Selected text:
--- Start ---

There are all sorts of situations in which the GM wants a situation to escalate by a measured, finite quantity. There will usually be several such escalations that he intends to occur before the situation reaches its climax and resolution.

It can be quite difficult to actually plan these escalations as a smooth progression, especially in systems that don’t index and quantify significant personality traits the way GURPS and the Hero System do – D&D, for example.

Today, the goal is to describe a system of classification for acts of revenge that uses three key metrics, enabling a more precise level of control over escalating patterns. These are Severity of Act, Response Triggering, and Proximity of Target.

Severity Of Act

The more severe an action is, the greater the escalation it obviously represents. There’s a world of difference between saying nasty things about someone and actually doing something nasty to them. For the purposes of this planning technique, I index the severity of an act on the following scale:

  1. Petty: A petty act is something trivial, of no lasting impact, and is little more than an expression of spite.
  2. Vicious: A Vicious act targets something belonging to the target, whether that be material or ephemeral, such as reputation or credibility. The principle defining characteristic of this type of act is the lack of respect shown toward the target of the attack.
  3. Direct: Direct acts target the subject directly, exactly as you might expect. This type of attack is rarely intended to inflict severe injury, but might do so anyway; the intent is to inflict pain, not lasting incapacity.
  4. Encompassing: There is a clear escalation when this type of attack is inflicted, because this encompasses the concept of secondary pain – i.e. if someone close to the target is hurt or threatened, the target is also injured.
  5. Aggravated: The next stage in escalation can be inflicted on either the target directly or on close associates, and is the intent to permanently inflict some incapacity beyond mere pain but short of death.
  6. Depraved: A depraved act is a vicious, direct, encompassing, or aggravated act that is carried out in such a way that innocent bystanders are placed at risk, directly and intentionally threatened.
  7. Homicidal: There is nowhere else to go but to directly threaten the life or existence of the target.

--- End ---

Material for this task:
--- Start ---

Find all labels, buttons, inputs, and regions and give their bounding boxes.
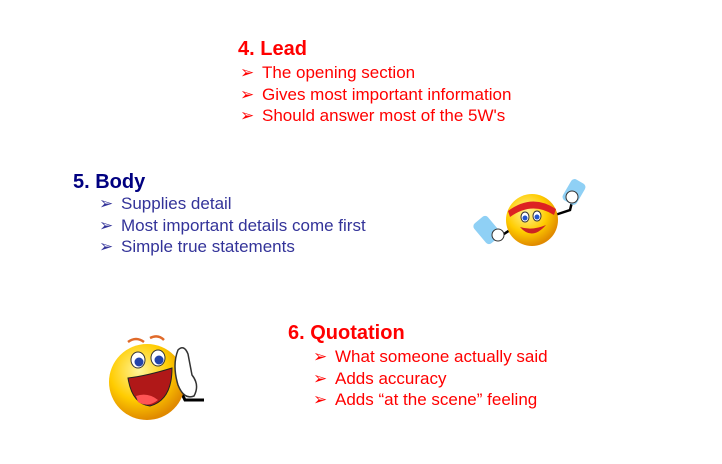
list-item: ➢ What someone actually said [313,347,548,366]
list-item: ➢ Most important details come first [99,215,366,235]
arrow-bullet-icon: ➢ [99,194,114,213]
arrow-bullet-icon: ➢ [313,368,328,388]
arrow-bullet-icon: ➢ [99,215,114,235]
arrow-bullet-icon: ➢ [313,347,328,366]
list-item: ➢ Gives most important information [240,84,512,104]
lead-bullets: ➢ The opening section ➢ Gives most importa… [240,62,511,127]
body-heading: 5. Body [73,171,146,193]
arrow-bullet-icon: ➢ [313,390,328,409]
list-item: ➢ Adds “at the scene” feeling [313,390,538,409]
body-bullets: ➢ Supplies detail ➢ Most important details… [99,193,366,258]
arrow-bullet-icon: ➢ [240,63,255,82]
arrow-bullet-icon: ➢ [240,84,255,104]
exercising-smiley-icon [473,179,586,246]
list-item: ➢ Supplies detail [99,194,232,213]
lead-heading: 4. Lead [238,38,307,60]
arrow-bullet-icon: ➢ [240,106,255,125]
quotation-heading: 6. Quotation [288,322,405,344]
list-item: ➢ Simple true statements [99,237,295,256]
arrow-bullet-icon: ➢ [99,237,114,256]
shouting-smiley-icon [109,335,204,420]
list-item: ➢ Adds accuracy [313,368,447,388]
quotation-bullets: ➢ What someone actually said ➢ Adds accura… [313,346,548,411]
list-item: ➢ Should answer most of the 5W's [240,106,506,125]
list-item: ➢ The opening section [240,63,416,82]
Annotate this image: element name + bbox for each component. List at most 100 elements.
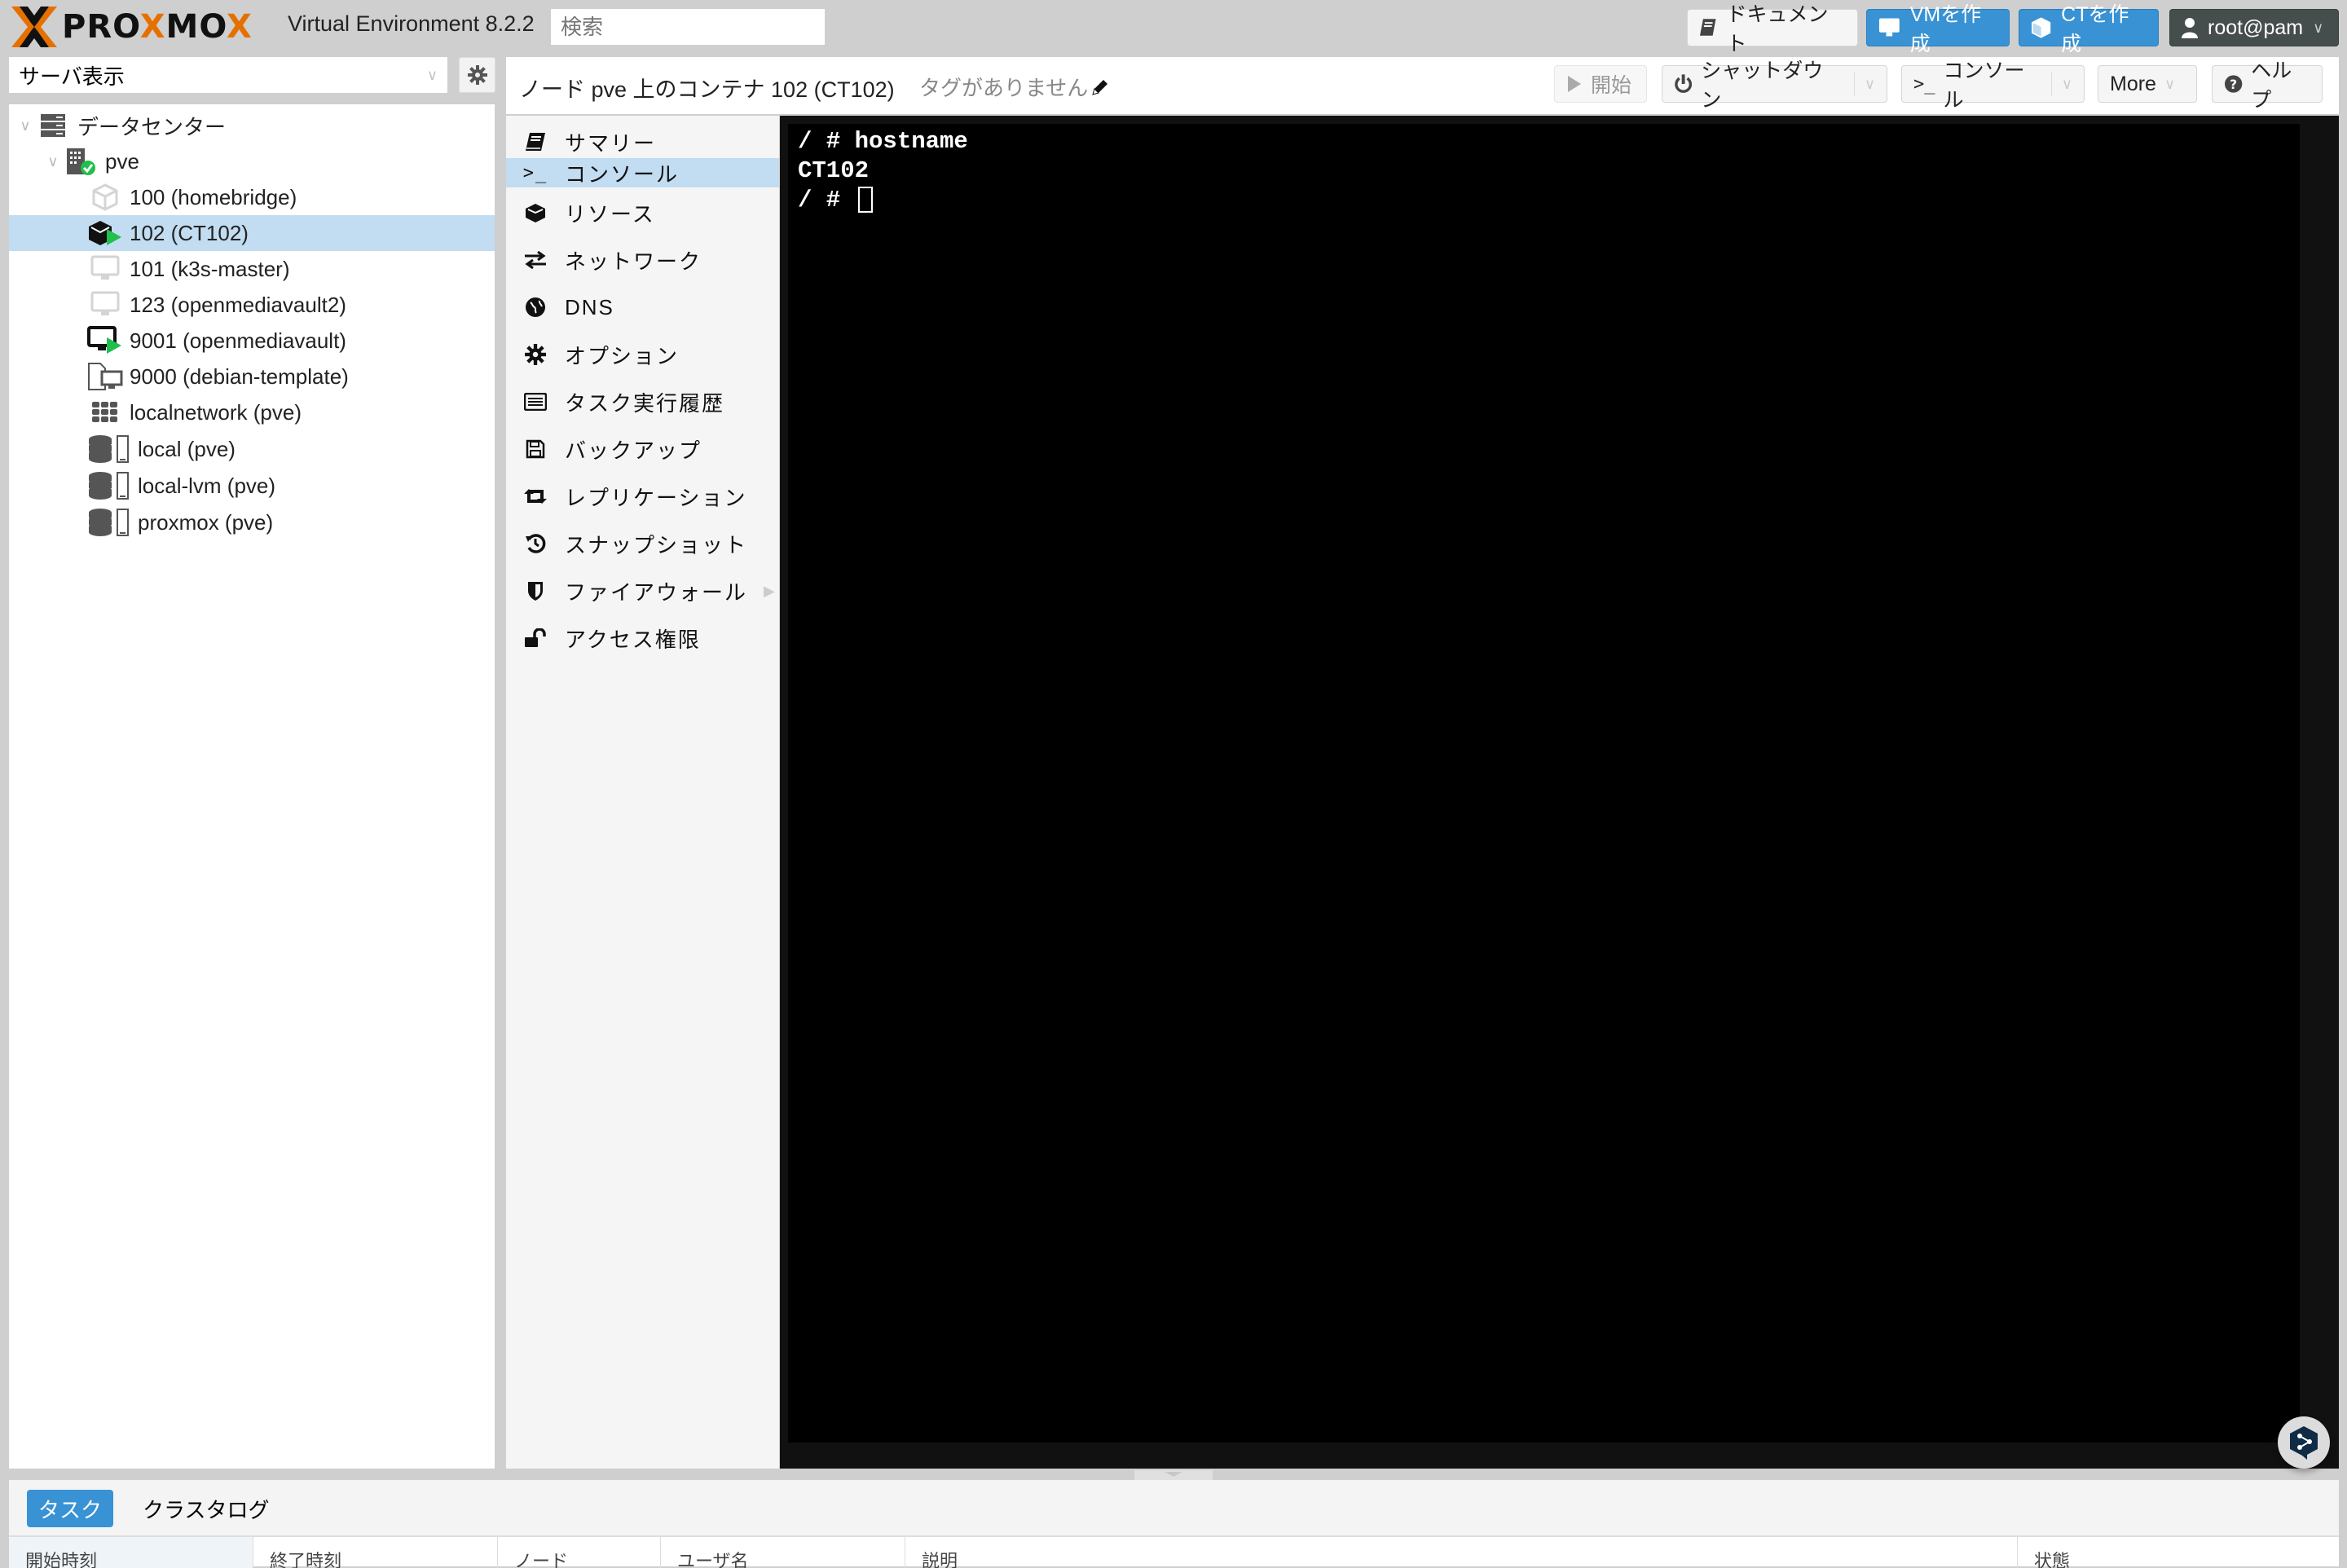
menu-item-label: サマリー	[565, 130, 657, 156]
proxmox-logo[interactable]: PROXMOX	[10, 5, 253, 49]
user-icon	[2182, 18, 2198, 38]
create-ct-button[interactable]: CTを作成	[2019, 3, 2159, 55]
create-vm-label: VMを作成	[1909, 3, 1982, 55]
tags-label: タグがありません	[919, 76, 1089, 100]
terminal-icon: >_	[522, 162, 548, 183]
start-label: 開始	[1591, 74, 1632, 97]
chevron-down-icon: ∨	[2313, 19, 2324, 36]
tab-cluster-log[interactable]: クラスタログ	[131, 1490, 280, 1527]
cube-icon	[519, 202, 552, 223]
menu-item-options[interactable]: オプション	[506, 335, 779, 374]
documentation-label: ドキュメント	[1726, 3, 1829, 55]
search-input[interactable]	[551, 9, 825, 45]
version-label: Virtual Environment 8.2.2	[288, 11, 535, 36]
container-stopped-icon	[87, 181, 123, 214]
menu-item-resources[interactable]: リソース	[506, 193, 779, 232]
terminal-line: / #	[798, 187, 855, 214]
menu-item-permissions[interactable]: アクセス権限	[506, 619, 779, 658]
terminal-cursor	[857, 187, 873, 214]
column-header-node[interactable]: ノード	[498, 1537, 661, 1568]
tree-item-vm-9001[interactable]: 9001 (openmediavault)	[9, 323, 495, 359]
tree-item-sdn-localnetwork[interactable]: localnetwork (pve)	[9, 394, 495, 430]
tree-item-vm-101[interactable]: 101 (k3s-master)	[9, 251, 495, 287]
content-header: ノード pve 上のコンテナ 102 (CT102) タグがありません 開始 シ…	[506, 57, 2339, 114]
menu-item-label: スナップショット	[565, 532, 748, 557]
top-header: PROXMOX Virtual Environment 8.2.2 ドキュメント…	[0, 0, 2347, 55]
user-menu-button[interactable]: root@pam ∨	[2169, 9, 2339, 46]
console-label: コンソール	[1943, 59, 2025, 112]
tree-item-label: 100 (homebridge)	[130, 184, 297, 209]
menu-item-summary[interactable]: サマリー	[506, 122, 779, 161]
chevron-down-icon	[1165, 1472, 1182, 1477]
tree-item-label: データセンター	[77, 114, 227, 139]
submenu-arrow-icon[interactable]: ▶	[764, 583, 777, 600]
menu-item-firewall[interactable]: ファイアウォール ▶	[506, 571, 779, 610]
user-label: root@pam	[2208, 15, 2304, 39]
shield-icon	[519, 580, 552, 601]
column-header-start-time[interactable]: 開始時刻	[9, 1537, 253, 1568]
tree-item-storage-proxmox[interactable]: proxmox (pve)	[9, 504, 495, 540]
collapse-toggle-icon[interactable]: ∨	[15, 117, 35, 134]
create-vm-button[interactable]: VMを作成	[1866, 3, 2010, 55]
tree-item-vm-123[interactable]: 123 (openmediavault2)	[9, 287, 495, 323]
documentation-button[interactable]: ドキュメント	[1687, 3, 1858, 55]
tree-item-ct-100[interactable]: 100 (homebridge)	[9, 179, 495, 215]
menu-item-task-history[interactable]: タスク実行履歴	[506, 382, 779, 421]
tree-item-label: localnetwork (pve)	[130, 399, 302, 425]
terminal-screen[interactable]: / # hostname CT102 / #	[788, 124, 2300, 1442]
terminal-icon: >_	[1913, 73, 1935, 95]
help-button[interactable]: ? ヘルプ	[2212, 59, 2323, 112]
gear-icon	[519, 344, 552, 365]
shutdown-dropdown-icon[interactable]: ∨	[1865, 76, 1875, 93]
more-button[interactable]: More ∨	[2098, 65, 2197, 103]
view-selector[interactable]: サーバ表示 ∨	[9, 57, 447, 93]
column-header-end-time[interactable]: 終了時刻	[253, 1537, 498, 1568]
tree-item-label: local (pve)	[138, 436, 236, 461]
tree-item-template-9000[interactable]: 9000 (debian-template)	[9, 359, 495, 394]
list-icon	[519, 393, 552, 411]
console-panel: / # hostname CT102 / #	[780, 116, 2339, 1469]
tab-tasks[interactable]: タスク	[27, 1490, 113, 1527]
tree-item-label: proxmox (pve)	[138, 509, 274, 535]
monitor-icon	[1878, 18, 1900, 37]
proxmox-x-icon	[11, 7, 57, 47]
start-button[interactable]: 開始	[1554, 65, 1647, 103]
column-header-status[interactable]: 状態	[2018, 1537, 2339, 1568]
menu-item-console[interactable]: >_ コンソール	[506, 158, 779, 187]
menu-item-label: ファイアウォール	[565, 579, 748, 605]
menu-item-snapshot[interactable]: スナップショット	[506, 524, 779, 563]
console-button[interactable]: >_ コンソール ∨	[1901, 59, 2085, 112]
menu-item-replication[interactable]: レプリケーション	[506, 477, 779, 516]
question-icon: ?	[2224, 75, 2243, 93]
pencil-icon[interactable]	[1091, 78, 1109, 96]
menu-item-backup[interactable]: バックアップ	[506, 429, 779, 469]
column-header-description[interactable]: 説明	[905, 1537, 2018, 1568]
menu-item-label: レプリケーション	[565, 485, 747, 510]
tree-item-label: 9001 (openmediavault)	[130, 328, 346, 353]
menu-item-dns[interactable]: DNS	[506, 288, 779, 327]
menu-item-label: リソース	[565, 201, 655, 227]
tree-item-datacenter[interactable]: ∨ データセンター	[9, 108, 495, 143]
column-header-user[interactable]: ユーザ名	[661, 1537, 905, 1568]
panel-collapse-handle[interactable]	[1134, 1470, 1213, 1480]
menu-item-label: コンソール	[565, 161, 680, 187]
menu-item-label: タスク実行履歴	[565, 390, 725, 416]
unlock-icon	[519, 628, 552, 648]
storage-icon	[87, 506, 131, 539]
collapse-toggle-icon[interactable]: ∨	[43, 153, 63, 170]
tree-item-storage-local-lvm[interactable]: local-lvm (pve)	[9, 468, 495, 504]
tree-item-node-pve[interactable]: ∨ pve	[9, 143, 495, 179]
tree-settings-button[interactable]	[459, 57, 495, 93]
console-dropdown-icon[interactable]: ∨	[2062, 76, 2072, 93]
deepl-floating-button[interactable]	[2278, 1416, 2330, 1469]
shutdown-button[interactable]: シャットダウン ∨	[1662, 59, 1887, 112]
vm-running-icon	[87, 324, 123, 357]
vm-stopped-icon	[87, 288, 123, 321]
task-table-header: 開始時刻 終了時刻 ノード ユーザ名 説明 状態	[9, 1535, 2339, 1568]
tags-area[interactable]: タグがありません	[919, 72, 1109, 102]
menu-item-network[interactable]: ネットワーク	[506, 240, 779, 280]
tree-item-storage-local[interactable]: local (pve)	[9, 431, 495, 467]
view-selector-value: サーバ表示	[19, 64, 125, 89]
datacenter-icon	[35, 109, 71, 142]
tree-item-ct-102[interactable]: 102 (CT102)	[9, 215, 495, 251]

--- End ---

Objectives:
a - Set down the passage on escalating acts of revenge between "There are all" and "D&D, for example.", inclusive.
b - From the records, extract the lines between the lines holding "130, 657, 156]" and "532, 748, 557]", inclusive, reproducing each one unchanged.

Complete answers:
a -
There are all sorts of situations in which the GM wants a situation to escalate by a measured, finite quantity. There will usually be several such escalations that he intends to occur before the situation reaches its climax and resolution.

It can be quite difficult to actually plan these escalations as a smooth progression, especially in systems that don’t index and quantify significant personality traits the way GURPS and the Hero System do – D&D, for example.

b -
menu-item-label: サマリー	[565, 130, 657, 156]
proxmox-logo[interactable]: PROXMOX	[10, 5, 253, 49]
user-icon	[2182, 18, 2198, 38]
create-ct-button[interactable]: CTを作成	[2019, 3, 2159, 55]
create-vm-label: VMを作成	[1909, 3, 1982, 55]
tags-label: タグがありません	[919, 76, 1089, 100]
terminal-icon: >_	[522, 162, 548, 183]
start-label: 開始	[1591, 74, 1632, 97]
chevron-down-icon: ∨	[2313, 19, 2324, 36]
tab-cluster-log[interactable]: クラスタログ	[131, 1490, 280, 1527]
cube-icon	[519, 202, 552, 223]
menu-item-options[interactable]: オプション	[506, 335, 779, 374]
documentation-label: ドキュメント	[1726, 3, 1829, 55]
search-input[interactable]	[551, 9, 825, 45]
version-label: Virtual Environment 8.2.2	[288, 11, 535, 36]
container-stopped-icon	[87, 181, 123, 214]
menu-item-resources[interactable]: リソース	[506, 193, 779, 232]
terminal-line: / #	[798, 187, 855, 214]
menu-item-permissions[interactable]: アクセス権限	[506, 619, 779, 658]
terminal-cursor	[857, 187, 873, 214]
column-header-node[interactable]: ノード	[498, 1537, 661, 1568]
tree-item-vm-9001[interactable]: 9001 (openmediavault)	[9, 323, 495, 359]
tree-item-sdn-localnetwork[interactable]: localnetwork (pve)	[9, 394, 495, 430]
tree-item-vm-101[interactable]: 101 (k3s-master)	[9, 251, 495, 287]
content-header: ノード pve 上のコンテナ 102 (CT102) タグがありません 開始 シ…	[506, 57, 2339, 114]
menu-item-label: スナップショット	[565, 532, 748, 557]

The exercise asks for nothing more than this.